- Document passage
## start
Netac WH61: Flash drive size, speed over 1 GB/s

Netac WH61 in detail

If there’s anything remarkable about the Netac W61 besides its lower price, it’s its super-small size. It’s similar in size to more powerful flash drives, which are usually significantly slower. But even with this external SSD enclosure, there’s no absolute certainty of reaching the maximum speed potential. After all, the cooling capabilities are weaker here, but sometimes they can be enough for those 1100 MB/s.

Netac WH61 in detail

The body of the enclosure is predominantly plastic and gives a cheaper impression. When squeezing it, you can even get a little squeak out of it. However, the more delicate design is matched by the low price. Netac’s suggested retail price is 89 RMB (Chinese yuan), which is 11.40 EUR according to the current exchange rate.

Outside China, however, the price will be higher. We don’t list it because we haven’t found a retailer that sells the Netac WH61 outside of the domestic (Chinese) market. However, that doesn’t mean such retailers don’t exist and if you find one, we’d be happy if you share it in the comment section below the article. Anyway, in regards to the WH61 enclosure, even Netac talks about it as a product designed mainly for the Chinese customer. Thus, this enclosure may not be relevant for most of our readers, if they are looking for one – they want to buy one. For “research purposes” it is, of course, attractive to all.

Netac boasts the use of a Realtek RTL9210B controller, which is used for communication between the USB and the SSD. In addition to NVMe models, SATA SSDs are also supported. Unlike many USB-C enclosures, the cable included with this one has a Type-A connector on the side connecting to the end device (usually there’s USB-C on both sides). This can come in handy in cases where you don’t have the option of connecting the external SSD to a USB-C connector, or a USB-C connector is already occupied by another device.

A 10-gigabit USB 3.2 gen. 2 interface is supported, as with the SSD enclosures we’ve already tested – the Axagon EEM2-GTR and Asus TUF Gaming A1.

There is a small aluminum heatsink on the front side to dissipate heat from inside the enclosure. At approximately 1.8 mm thick, it measures 20 × 69 mm. However, because of the four longitudinal fins, its surface area is larger. Nevertheless, it is important to state that the available cooling performance will certainly be lower than most all-metal solutions. Compared to them, however, the Netac WH61 enclosure will be significantly lighter (30 grams) and, most importantly, smaller, which some users may consider an advantage.

At 110mm long, 12.5mm thick and 33mm wide, it is one of the smallest SSD enclosures that are also designed for NVMe SSDs. Only flash drives are noticeably smaller. However, these are significantly slower. The Kingston DataTraveler Max as a representative of flash drives with USB 3.2 gen. 2 support is not so much smaller (than the Netac WH61) and although the parameters indicate speeds of up to 1 GB/s, the question is under what conditions they are achieved (and whether it is not only the peak speeds for short-term load). We won’t find out what it’s like for flash drives today, but we’ll look at the WH61’s enclosure capabilities in our tests.
## end
(Element box notes)
## start
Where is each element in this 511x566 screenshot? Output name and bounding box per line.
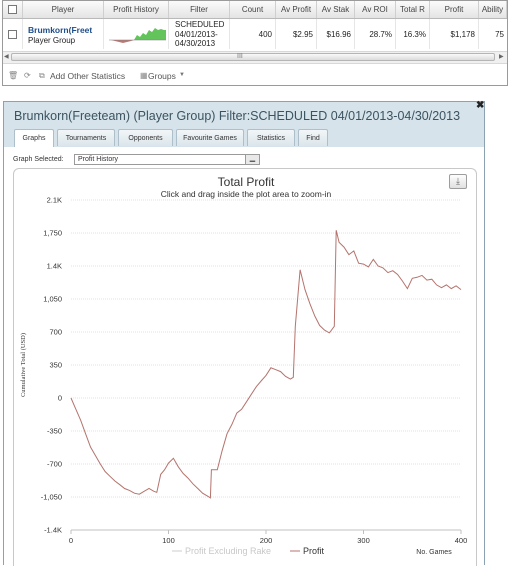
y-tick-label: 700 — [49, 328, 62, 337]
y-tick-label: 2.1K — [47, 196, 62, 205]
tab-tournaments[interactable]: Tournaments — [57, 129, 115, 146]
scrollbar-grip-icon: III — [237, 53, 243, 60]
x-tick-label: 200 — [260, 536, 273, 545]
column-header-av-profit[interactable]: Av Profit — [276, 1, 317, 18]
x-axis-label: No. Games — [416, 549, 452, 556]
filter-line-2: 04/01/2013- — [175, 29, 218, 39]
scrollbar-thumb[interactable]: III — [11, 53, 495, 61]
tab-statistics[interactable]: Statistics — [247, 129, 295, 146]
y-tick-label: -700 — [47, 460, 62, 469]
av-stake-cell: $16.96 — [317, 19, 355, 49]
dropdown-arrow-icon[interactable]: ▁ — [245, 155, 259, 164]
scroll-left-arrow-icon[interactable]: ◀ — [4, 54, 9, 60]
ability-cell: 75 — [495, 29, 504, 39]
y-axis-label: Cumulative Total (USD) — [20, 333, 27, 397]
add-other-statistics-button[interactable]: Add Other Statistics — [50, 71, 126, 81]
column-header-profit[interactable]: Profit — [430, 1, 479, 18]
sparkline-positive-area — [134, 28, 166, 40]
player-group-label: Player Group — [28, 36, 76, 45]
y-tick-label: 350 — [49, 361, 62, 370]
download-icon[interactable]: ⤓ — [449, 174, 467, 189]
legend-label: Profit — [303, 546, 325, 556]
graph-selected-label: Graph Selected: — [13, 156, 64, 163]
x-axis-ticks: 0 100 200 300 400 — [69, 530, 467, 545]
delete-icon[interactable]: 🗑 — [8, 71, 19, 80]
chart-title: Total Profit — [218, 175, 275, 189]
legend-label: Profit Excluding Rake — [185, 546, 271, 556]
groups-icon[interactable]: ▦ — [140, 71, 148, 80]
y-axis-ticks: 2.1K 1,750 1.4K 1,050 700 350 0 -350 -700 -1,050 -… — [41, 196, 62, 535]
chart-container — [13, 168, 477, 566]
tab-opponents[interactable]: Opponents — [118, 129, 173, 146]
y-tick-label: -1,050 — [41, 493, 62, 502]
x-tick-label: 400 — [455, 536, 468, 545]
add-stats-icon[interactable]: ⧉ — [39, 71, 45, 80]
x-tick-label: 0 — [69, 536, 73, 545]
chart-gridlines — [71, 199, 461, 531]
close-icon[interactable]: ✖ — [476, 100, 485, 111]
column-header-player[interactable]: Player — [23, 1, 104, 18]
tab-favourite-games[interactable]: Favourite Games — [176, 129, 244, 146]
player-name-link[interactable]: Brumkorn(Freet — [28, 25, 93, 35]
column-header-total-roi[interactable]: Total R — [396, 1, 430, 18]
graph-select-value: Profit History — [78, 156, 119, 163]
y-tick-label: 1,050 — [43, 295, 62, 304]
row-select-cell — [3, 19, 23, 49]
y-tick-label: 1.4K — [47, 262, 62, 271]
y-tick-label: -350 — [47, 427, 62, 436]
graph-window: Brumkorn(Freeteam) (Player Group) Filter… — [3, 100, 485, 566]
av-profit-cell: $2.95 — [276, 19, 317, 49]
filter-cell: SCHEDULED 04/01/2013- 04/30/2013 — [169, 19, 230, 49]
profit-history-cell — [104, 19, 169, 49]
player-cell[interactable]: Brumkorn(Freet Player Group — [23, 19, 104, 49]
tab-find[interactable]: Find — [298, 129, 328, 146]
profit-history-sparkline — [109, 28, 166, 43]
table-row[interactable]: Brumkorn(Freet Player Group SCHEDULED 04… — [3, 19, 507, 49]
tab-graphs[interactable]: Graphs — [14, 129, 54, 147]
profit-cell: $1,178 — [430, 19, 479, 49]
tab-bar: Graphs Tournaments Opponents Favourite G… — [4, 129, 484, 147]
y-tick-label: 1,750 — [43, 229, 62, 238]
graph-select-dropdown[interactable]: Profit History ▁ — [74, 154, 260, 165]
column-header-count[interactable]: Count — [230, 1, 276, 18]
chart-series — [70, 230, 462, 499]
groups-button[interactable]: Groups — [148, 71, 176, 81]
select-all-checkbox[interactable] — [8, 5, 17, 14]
## end
- Written problem 1
Summarize the Netac WH61 text in two sentences.
- Written problem 2
In the listing, substitute "Average Profit" for "Av Profit" in the lines from the one with "y-tick-label: 700 — [49, 328, 62, 337]" to the one with "scrollbar-thumb[interactable]: III —", and return only those lines.
The text and the listing are unrelated to each other.

- Correct answer 1
The Netac WH61 is a small, low-priced external SSD enclosure with a mostly plastic body, a Realtek RTL9210B controller that supports NVMe and SATA SSDs, a 10-gigabit USB 3.2 gen. 2 interface, and a cable with a Type-A connector on the device side. Its small aluminum heatsink gives weaker cooling than most all-metal enclosures, but at 30 grams and 110 × 33 × 12.5 mm it is lighter and one of the smallest enclosures designed for NVMe SSDs, and it is aimed mainly at Chinese buyers at a suggested price of 89 RMB.

- Correct answer 2
y-tick-label: 700 — [49, 328, 62, 337]
y-tick-label: 2.1K — [47, 196, 62, 205]
tab-tournaments[interactable]: Tournaments — [57, 129, 115, 146]
scrollbar-grip-icon: III — [237, 53, 243, 60]
x-tick-label: 200 — [260, 536, 273, 545]
column-header-av-profit[interactable]: Average Profit — [276, 1, 317, 18]
x-axis-label: No. Games — [416, 549, 452, 556]
filter-line-2: 04/01/2013- — [175, 29, 218, 39]
scrollbar-thumb[interactable]: III — [11, 53, 495, 61]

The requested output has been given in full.